GURLA MANDHATA

DEVASTATING EARTHQUAKE

Gurla Mandhata (7694 m) – Tibet/Nepal – spring 2015

Dutch small scale expedition
Result: de expedition was stopped by the earthquake in Nepal
Complete report (only in Dutch, sorry): www.gurlamandhata.nl

LESS IS MORE

It was a wonderful plan: to climb the Gurla Mandhata in Western Tibet together with a small team of four. This is a seldom climbed mountain giant in Western Tibet, by far the highest peak in the region. The mountain is located near Mount Kailash, considered by a number of religions to be very sacred and as being the origin of life. The expedition’s motto was ‘Less is More’.
The expedition started from Kathmandu (Nepal). After final organisational preparations and a short hike we would drive to Tibet by Jeep. However, we never got that far due to the devastating local earthquake (7.9 on the Richter scale) of 25th april 2015.

Gurla Mandhata

The great adventure of this expedition would relate to its associated unfamiliarity and small scale: the top of the Gurla had been reached only nine times in history, the last times being in 2006 and in 2011. Therefore, there was little written information available about the climb, and certainly no recent information about related glacier conditions. Although we received great help by Stefan Fritsche (Austria, till 6400 m in 2013), Andreas Sippel (Germany, summit 2006), Yves Raymaekers (Belgium, summit 2005)

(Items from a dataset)
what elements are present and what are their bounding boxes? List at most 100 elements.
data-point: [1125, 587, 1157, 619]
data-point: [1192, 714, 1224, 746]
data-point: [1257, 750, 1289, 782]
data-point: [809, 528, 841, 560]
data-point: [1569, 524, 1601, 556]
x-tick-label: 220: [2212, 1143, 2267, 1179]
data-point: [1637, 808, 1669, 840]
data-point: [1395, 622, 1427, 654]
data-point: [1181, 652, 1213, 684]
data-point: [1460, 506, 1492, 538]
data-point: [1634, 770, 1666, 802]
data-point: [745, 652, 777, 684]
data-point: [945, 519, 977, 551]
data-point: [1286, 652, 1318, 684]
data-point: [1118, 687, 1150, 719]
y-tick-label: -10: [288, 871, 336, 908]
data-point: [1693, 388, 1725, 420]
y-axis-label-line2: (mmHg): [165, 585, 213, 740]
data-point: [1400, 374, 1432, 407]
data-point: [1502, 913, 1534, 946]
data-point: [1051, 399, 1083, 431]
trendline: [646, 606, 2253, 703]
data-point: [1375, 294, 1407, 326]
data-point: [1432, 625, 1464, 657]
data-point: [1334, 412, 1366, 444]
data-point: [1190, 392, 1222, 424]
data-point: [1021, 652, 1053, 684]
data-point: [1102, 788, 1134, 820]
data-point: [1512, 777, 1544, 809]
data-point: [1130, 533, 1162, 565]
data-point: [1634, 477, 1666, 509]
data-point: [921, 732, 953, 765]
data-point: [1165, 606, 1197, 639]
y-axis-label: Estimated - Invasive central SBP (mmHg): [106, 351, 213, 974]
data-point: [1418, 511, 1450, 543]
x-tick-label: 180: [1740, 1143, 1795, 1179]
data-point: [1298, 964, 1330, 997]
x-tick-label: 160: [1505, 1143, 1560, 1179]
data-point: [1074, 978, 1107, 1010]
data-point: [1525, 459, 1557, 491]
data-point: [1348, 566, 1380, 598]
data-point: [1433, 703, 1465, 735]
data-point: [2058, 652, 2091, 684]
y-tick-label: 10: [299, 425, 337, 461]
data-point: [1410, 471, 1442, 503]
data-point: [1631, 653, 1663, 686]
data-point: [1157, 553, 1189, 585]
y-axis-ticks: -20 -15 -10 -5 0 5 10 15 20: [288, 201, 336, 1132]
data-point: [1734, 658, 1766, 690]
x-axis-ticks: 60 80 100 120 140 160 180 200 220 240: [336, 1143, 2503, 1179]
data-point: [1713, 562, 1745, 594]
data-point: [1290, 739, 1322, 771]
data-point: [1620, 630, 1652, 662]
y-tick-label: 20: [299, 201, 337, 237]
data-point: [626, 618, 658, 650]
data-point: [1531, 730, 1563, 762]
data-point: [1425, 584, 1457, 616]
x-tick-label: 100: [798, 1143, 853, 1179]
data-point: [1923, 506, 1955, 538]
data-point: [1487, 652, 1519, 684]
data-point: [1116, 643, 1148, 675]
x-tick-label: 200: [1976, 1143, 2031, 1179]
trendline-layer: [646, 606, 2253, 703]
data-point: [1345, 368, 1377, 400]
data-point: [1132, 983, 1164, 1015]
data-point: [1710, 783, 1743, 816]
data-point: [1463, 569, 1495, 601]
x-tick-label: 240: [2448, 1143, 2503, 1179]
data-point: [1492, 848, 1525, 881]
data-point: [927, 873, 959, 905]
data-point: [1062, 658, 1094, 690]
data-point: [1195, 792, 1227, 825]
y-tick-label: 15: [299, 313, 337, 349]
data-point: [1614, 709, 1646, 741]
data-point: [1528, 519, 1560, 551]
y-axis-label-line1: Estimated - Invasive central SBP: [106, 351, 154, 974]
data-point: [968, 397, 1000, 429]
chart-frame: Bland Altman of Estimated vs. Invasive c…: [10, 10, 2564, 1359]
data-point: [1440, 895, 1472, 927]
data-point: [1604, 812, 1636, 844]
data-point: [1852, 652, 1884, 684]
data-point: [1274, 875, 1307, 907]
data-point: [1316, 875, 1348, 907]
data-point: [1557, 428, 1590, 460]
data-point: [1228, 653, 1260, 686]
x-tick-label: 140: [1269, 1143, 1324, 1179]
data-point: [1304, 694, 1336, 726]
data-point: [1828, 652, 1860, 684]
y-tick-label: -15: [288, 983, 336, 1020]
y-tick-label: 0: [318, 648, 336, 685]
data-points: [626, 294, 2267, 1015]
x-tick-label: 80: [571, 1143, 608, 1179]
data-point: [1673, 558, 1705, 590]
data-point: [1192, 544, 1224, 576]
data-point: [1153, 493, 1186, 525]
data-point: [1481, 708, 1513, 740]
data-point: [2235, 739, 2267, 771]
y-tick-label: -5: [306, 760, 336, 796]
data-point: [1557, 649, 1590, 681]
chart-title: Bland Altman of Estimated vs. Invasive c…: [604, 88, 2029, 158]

==

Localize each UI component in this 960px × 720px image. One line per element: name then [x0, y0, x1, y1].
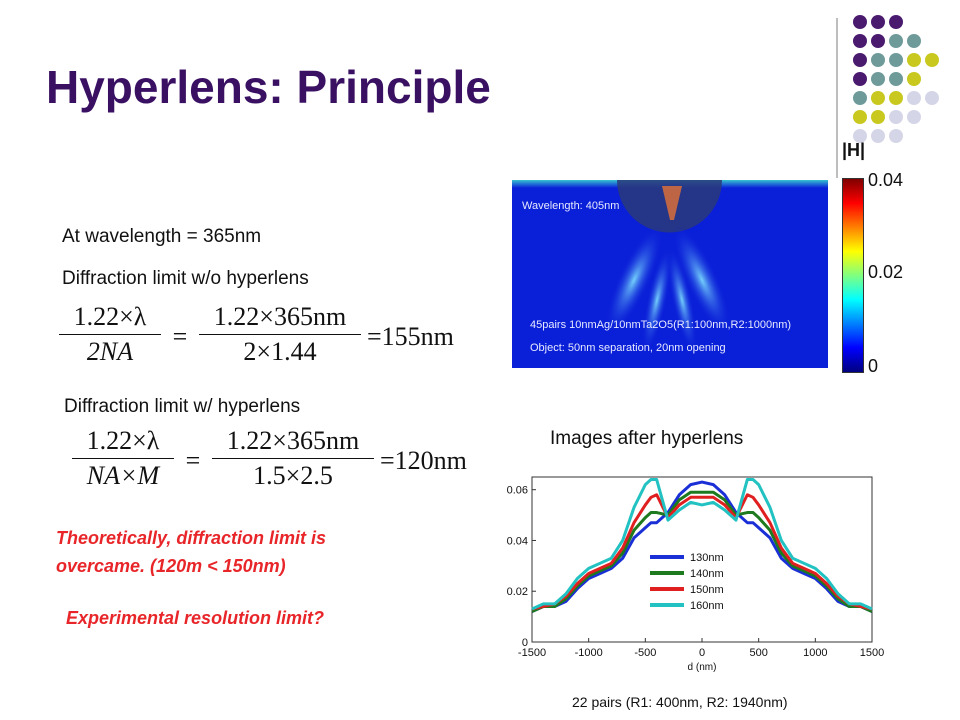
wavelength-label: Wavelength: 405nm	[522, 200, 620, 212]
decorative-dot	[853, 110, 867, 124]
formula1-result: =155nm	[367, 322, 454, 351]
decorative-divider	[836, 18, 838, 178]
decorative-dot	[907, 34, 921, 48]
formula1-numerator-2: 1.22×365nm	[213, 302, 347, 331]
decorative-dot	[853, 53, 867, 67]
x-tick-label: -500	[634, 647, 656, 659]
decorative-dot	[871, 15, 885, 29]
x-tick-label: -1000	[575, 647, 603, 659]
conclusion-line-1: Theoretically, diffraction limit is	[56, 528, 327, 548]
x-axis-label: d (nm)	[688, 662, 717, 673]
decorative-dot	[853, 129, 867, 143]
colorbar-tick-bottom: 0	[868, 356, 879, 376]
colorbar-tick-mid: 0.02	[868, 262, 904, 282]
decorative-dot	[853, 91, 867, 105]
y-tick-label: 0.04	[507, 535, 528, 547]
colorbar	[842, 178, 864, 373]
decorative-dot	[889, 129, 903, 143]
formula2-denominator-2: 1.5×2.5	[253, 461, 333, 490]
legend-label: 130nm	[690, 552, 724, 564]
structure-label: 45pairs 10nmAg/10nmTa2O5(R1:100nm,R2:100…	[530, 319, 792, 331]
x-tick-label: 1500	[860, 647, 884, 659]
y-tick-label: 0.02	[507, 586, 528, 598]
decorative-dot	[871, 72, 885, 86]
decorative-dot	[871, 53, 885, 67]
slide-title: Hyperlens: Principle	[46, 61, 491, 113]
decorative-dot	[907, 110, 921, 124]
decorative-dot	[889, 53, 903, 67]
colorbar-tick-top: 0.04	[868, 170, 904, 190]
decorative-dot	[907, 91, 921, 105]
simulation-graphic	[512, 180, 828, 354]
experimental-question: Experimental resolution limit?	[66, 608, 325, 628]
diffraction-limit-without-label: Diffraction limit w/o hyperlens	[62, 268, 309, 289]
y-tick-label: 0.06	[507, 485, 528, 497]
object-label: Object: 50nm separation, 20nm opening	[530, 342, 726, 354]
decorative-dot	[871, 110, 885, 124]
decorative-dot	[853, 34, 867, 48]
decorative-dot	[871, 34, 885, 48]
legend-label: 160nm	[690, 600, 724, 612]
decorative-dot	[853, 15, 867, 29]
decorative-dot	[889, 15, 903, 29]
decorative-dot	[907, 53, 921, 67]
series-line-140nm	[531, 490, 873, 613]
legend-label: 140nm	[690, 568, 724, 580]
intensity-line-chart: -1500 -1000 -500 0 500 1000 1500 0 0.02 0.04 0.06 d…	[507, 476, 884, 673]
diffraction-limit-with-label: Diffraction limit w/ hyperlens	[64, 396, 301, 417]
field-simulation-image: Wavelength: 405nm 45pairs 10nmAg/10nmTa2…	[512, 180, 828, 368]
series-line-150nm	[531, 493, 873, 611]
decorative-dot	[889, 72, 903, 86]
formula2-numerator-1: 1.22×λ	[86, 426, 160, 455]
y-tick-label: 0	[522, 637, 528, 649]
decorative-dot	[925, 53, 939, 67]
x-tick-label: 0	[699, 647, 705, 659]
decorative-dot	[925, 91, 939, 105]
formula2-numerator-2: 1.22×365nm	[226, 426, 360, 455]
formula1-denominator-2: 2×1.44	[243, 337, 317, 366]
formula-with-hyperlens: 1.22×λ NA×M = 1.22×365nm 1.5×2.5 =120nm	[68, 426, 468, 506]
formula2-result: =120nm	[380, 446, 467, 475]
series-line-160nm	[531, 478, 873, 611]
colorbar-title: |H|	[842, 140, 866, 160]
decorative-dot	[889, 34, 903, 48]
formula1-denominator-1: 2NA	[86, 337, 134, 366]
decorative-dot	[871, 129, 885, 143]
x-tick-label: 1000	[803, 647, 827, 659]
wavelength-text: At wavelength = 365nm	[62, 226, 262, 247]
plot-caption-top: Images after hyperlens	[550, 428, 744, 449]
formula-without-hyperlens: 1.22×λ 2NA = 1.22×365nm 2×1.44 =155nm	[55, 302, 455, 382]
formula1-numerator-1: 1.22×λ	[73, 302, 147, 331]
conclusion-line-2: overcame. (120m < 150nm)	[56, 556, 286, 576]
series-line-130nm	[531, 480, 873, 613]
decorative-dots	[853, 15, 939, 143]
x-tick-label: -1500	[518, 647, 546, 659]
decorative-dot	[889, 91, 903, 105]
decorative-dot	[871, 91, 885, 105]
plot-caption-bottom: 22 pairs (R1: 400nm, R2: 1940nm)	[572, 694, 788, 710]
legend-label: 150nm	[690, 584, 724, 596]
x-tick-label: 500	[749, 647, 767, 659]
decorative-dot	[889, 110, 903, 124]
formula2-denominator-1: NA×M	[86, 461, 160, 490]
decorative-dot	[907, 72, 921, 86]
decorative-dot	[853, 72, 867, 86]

Requirements »
• a. Quote the entire text about the Gurla Mandhata expedition, word for word.
• b. Print everything in the rows from the line containing "200, 620, 212]" down to the line containing "experimental-question: Experimental resolution", both of those lines included, without changing anything.

Answer list »
• a.
GURLA MANDHATA

DEVASTATING EARTHQUAKE

Gurla Mandhata (7694 m) – Tibet/Nepal – spring 2015

Dutch small scale expedition
Result: de expedition was stopped by the earthquake in Nepal
Complete report (only in Dutch, sorry): www.gurlamandhata.nl

LESS IS MORE

It was a wonderful plan: to climb the Gurla Mandhata in Western Tibet together with a small team of four. This is a seldom climbed mountain giant in Western Tibet, by far the highest peak in the region. The mountain is located near Mount Kailash, considered by a number of religions to be very sacred and as being the origin of life. The expedition’s motto was ‘Less is More’.
The expedition started from Kathmandu (Nepal). After final organisational preparations and a short hike we would drive to Tibet by Jeep. However, we never got that far due to the devastating local earthquake (7.9 on the Richter scale) of 25th april 2015.

Gurla Mandhata

The great adventure of this expedition would relate to its associated unfamiliarity and small scale: the top of the Gurla had been reached only nine times in history, the last times being in 2006 and in 2011. Therefore, there was little written information available about the climb, and certainly no recent information about related glacier conditions. Although we received great help by Stefan Fritsche (Austria, till 6400 m in 2013), Andreas Sippel (Germany, summit 2006), Yves Raymaekers (Belgium, summit 2005)

• b.
wavelength-label: Wavelength: 405nm	[522, 200, 620, 212]
decorative-dot	[853, 110, 867, 124]
formula1-result: =155nm	[367, 322, 454, 351]
decorative-divider	[836, 18, 838, 178]
decorative-dot	[907, 34, 921, 48]
formula1-numerator-2: 1.22×365nm	[213, 302, 347, 331]
decorative-dot	[853, 53, 867, 67]
x-tick-label: -500	[634, 647, 656, 659]
decorative-dot	[871, 15, 885, 29]
x-tick-label: -1000	[575, 647, 603, 659]
conclusion-line-1: Theoretically, diffraction limit is	[56, 528, 327, 548]
x-axis-label: d (nm)	[688, 662, 717, 673]
decorative-dot	[853, 129, 867, 143]
colorbar-tick-bottom: 0	[868, 356, 879, 376]
colorbar-tick-mid: 0.02	[868, 262, 904, 282]
decorative-dot	[853, 91, 867, 105]
y-tick-label: 0.04	[507, 535, 528, 547]
colorbar	[842, 178, 864, 373]
decorative-dot	[889, 129, 903, 143]
formula2-denominator-2: 1.5×2.5	[253, 461, 333, 490]
legend-label: 130nm	[690, 552, 724, 564]
structure-label: 45pairs 10nmAg/10nmTa2O5(R1:100nm,R2:100…	[530, 319, 792, 331]
x-tick-label: 1500	[860, 647, 884, 659]
y-tick-label: 0.02	[507, 586, 528, 598]
decorative-dot	[871, 72, 885, 86]
decorative-dot	[871, 53, 885, 67]
slide-title: Hyperlens: Principle	[46, 61, 491, 113]
decorative-dot	[907, 110, 921, 124]
decorative-dot	[889, 53, 903, 67]
colorbar-tick-top: 0.04	[868, 170, 904, 190]
decorative-dot	[907, 91, 921, 105]
simulation-graphic	[512, 180, 828, 354]
experimental-question: Experimental resolution limit?	[66, 608, 325, 628]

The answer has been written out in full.